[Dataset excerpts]

-.-.-

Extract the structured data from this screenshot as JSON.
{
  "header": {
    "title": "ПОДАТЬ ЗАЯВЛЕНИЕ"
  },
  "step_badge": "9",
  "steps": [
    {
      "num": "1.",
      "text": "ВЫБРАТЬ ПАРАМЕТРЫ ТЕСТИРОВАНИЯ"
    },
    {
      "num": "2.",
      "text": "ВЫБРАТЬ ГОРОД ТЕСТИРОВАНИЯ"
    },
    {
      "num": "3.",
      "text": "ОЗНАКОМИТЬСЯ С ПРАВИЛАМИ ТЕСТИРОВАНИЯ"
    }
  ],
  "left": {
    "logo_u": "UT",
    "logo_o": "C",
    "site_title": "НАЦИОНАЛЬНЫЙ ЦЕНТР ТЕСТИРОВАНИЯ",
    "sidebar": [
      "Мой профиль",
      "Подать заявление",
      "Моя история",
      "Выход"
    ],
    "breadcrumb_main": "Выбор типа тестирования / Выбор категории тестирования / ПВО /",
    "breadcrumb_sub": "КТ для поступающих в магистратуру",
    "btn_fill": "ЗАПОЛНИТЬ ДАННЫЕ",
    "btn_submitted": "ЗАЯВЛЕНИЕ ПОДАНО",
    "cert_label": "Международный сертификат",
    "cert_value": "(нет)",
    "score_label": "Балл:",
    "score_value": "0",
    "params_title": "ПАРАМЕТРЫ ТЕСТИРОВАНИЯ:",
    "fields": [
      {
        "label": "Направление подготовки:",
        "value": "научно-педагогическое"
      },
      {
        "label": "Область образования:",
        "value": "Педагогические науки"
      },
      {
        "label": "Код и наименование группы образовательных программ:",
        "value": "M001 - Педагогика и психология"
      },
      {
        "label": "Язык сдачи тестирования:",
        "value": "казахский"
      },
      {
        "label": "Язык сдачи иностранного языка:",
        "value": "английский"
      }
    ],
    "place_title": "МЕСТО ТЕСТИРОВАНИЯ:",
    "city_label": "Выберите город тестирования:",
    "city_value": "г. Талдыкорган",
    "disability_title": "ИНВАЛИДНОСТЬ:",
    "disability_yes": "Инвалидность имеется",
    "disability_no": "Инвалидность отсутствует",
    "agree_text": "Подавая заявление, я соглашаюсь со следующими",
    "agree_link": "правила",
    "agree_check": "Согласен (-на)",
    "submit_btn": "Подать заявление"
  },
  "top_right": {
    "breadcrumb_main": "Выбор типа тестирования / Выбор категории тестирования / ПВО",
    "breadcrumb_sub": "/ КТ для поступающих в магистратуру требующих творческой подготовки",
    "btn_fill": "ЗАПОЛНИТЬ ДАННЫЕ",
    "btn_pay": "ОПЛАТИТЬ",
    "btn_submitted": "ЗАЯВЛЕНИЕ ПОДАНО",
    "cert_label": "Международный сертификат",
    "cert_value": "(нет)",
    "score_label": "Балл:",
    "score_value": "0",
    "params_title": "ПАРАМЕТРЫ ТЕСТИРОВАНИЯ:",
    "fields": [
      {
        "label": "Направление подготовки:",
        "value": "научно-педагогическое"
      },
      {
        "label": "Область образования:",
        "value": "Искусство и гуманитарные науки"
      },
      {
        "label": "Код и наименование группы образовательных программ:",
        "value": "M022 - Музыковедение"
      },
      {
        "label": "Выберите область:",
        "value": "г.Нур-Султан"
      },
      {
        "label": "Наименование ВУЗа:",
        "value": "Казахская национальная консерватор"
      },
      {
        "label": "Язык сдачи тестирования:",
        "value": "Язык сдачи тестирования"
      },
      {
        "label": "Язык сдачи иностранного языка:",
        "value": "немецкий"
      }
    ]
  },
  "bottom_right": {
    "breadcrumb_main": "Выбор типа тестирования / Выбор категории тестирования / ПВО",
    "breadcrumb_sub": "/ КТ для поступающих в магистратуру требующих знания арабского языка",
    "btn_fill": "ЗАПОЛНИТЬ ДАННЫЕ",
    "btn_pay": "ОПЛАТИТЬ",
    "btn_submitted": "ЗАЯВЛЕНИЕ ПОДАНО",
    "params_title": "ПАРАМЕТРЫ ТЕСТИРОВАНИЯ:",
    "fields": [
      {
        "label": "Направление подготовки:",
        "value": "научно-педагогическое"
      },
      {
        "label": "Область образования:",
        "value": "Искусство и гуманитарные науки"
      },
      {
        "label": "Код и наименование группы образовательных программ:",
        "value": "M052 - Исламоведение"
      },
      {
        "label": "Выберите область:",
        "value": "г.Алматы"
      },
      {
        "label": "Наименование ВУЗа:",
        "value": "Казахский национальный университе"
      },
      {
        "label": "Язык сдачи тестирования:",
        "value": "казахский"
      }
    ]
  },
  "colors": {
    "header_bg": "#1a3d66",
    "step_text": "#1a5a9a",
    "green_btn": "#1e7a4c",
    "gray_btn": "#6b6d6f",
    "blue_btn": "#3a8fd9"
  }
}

-.-.-

Task objective » Here, the records must be output exactly and in full.

Finished answer »
Extract the structured data from this screenshot as JSON.
{
  "header": {
    "title": "ПОДАТЬ ЗАЯВЛЕНИЕ"
  },
  "step_badge": "9",
  "steps": [
    {
      "num": "1.",
      "text": "ВЫБРАТЬ ПАРАМЕТРЫ ТЕСТИРОВАНИЯ"
    },
    {
      "num": "2.",
      "text": "ВЫБРАТЬ ГОРОД ТЕСТИРОВАНИЯ"
    },
    {
      "num": "3.",
      "text": "ОЗНАКОМИТЬСЯ С ПРАВИЛАМИ ТЕСТИРОВАНИЯ"
    }
  ],
  "left": {
    "logo_u": "UT",
    "logo_o": "C",
    "site_title": "НАЦИОНАЛЬНЫЙ ЦЕНТР ТЕСТИРОВАНИЯ",
    "sidebar": [
      "Мой профиль",
      "Подать заявление",
      "Моя история",
      "Выход"
    ],
    "breadcrumb_main": "Выбор типа тестирования / Выбор категории тестирования / ПВО /",
    "breadcrumb_sub": "КТ для поступающих в магистратуру",
    "btn_fill": "ЗАПОЛНИТЬ ДАННЫЕ",
    "btn_submitted": "ЗАЯВЛЕНИЕ ПОДАНО",
    "cert_label": "Международный сертификат",
    "cert_value": "(нет)",
    "score_label": "Балл:",
    "score_value": "0",
    "params_title": "ПАРАМЕТРЫ ТЕСТИРОВАНИЯ:",
    "fields": [
      {
        "label": "Направление подготовки:",
        "value": "научно-педагогическое"
      },
      {
        "label": "Область образования:",
        "value": "Педагогические науки"
      },
      {
        "label": "Код и наименование группы образовательных программ:",
        "value": "M001 - Педагогика и психология"
      },
      {
        "label": "Язык сдачи тестирования:",
        "value": "казахский"
      },
      {
        "label": "Язык сдачи иностранного языка:",
        "value": "английский"
      }
    ],
    "place_title": "МЕСТО ТЕСТИРОВАНИЯ:",
    "city_label": "Выберите город тестирования:",
    "city_value": "г. Талдыкорган",
    "disability_title": "ИНВАЛИДНОСТЬ:",
    "disability_yes": "Инвалидность имеется",
    "disability_no": "Инвалидность отсутствует",
    "agree_text": "Подавая заявление, я соглашаюсь со следующими",
    "agree_link": "правила",
    "agree_check": "Согласен (-на)",
    "submit_btn": "Подать заявление"
  },
  "top_right": {
    "breadcrumb_main": "Выбор типа тестирования / Выбор категории тестирования / ПВО",
    "breadcrumb_sub": "/ КТ для поступающих в магистратуру требующих творческой подготовки",
    "btn_fill": "ЗАПОЛНИТЬ ДАННЫЕ",
    "btn_pay": "ОПЛАТИТЬ",
    "btn_submitted": "ЗАЯВЛЕНИЕ ПОДАНО",
    "cert_label": "Международный сертификат",
    "cert_value": "(нет)",
    "score_label": "Балл:",
    "score_value": "0",
    "params_title": "ПАРАМЕТРЫ ТЕСТИРОВАНИЯ:",
    "fields": [
      {
        "label": "Направление подготовки:",
        "value": "научно-педагогическое"
      },
      {
        "label": "Область образования:",
        "value": "Искусство и гуманитарные науки"
      },
      {
        "label": "Код и наименование группы образовательных программ:",
        "value": "M022 - Музыковедение"
      },
      {
        "label": "Выберите область:",
        "value": "г.Нур-Султан"
      },
      {
        "label": "Наименование ВУЗа:",
        "value": "Казахская национальная консерватор"
      },
      {
        "label": "Язык сдачи тестирования:",
        "value": "Язык сдачи тестирования"
      },
      {
        "label": "Язык сдачи иностранного языка:",
        "value": "немецкий"
      }
    ]
  },
  "bottom_right": {
    "breadcrumb_main": "Выбор типа тестирования / Выбор категории тестирования / ПВО",
    "breadcrumb_sub": "/ КТ для поступающих в магистратуру требующих знания арабского языка",
    "btn_fill": "ЗАПОЛНИТЬ ДАННЫЕ",
    "btn_pay": "ОПЛАТИТЬ",
    "btn_submitted": "ЗАЯВЛЕНИЕ ПОДАНО",
    "params_title": "ПАРАМЕТРЫ ТЕСТИРОВАНИЯ:",
    "fields": [
      {
        "label": "Направление подготовки:",
        "value": "научно-педагогическое"
      },
      {
        "label": "Область образования:",
        "value": "Искусство и гуманитарные науки"
      },
      {
        "label": "Код и наименование группы образовательных программ:",
        "value": "M052 - Исламоведение"
      },
      {
        "label": "Выберите область:",
        "value": "г.Алматы"
      },
      {
        "label": "Наименование ВУЗа:",
        "value": "Казахский национальный университе"
      },
      {
        "label": "Язык сдачи тестирования:",
        "value": "казахский"
      }
    ]
  },
  "colors": {
    "header_bg": "#1a3d66",
    "step_text": "#1a5a9a",
    "green_btn": "#1e7a4c",
    "gray_btn": "#6b6d6f",
    "blue_btn": "#3a8fd9"
  }
}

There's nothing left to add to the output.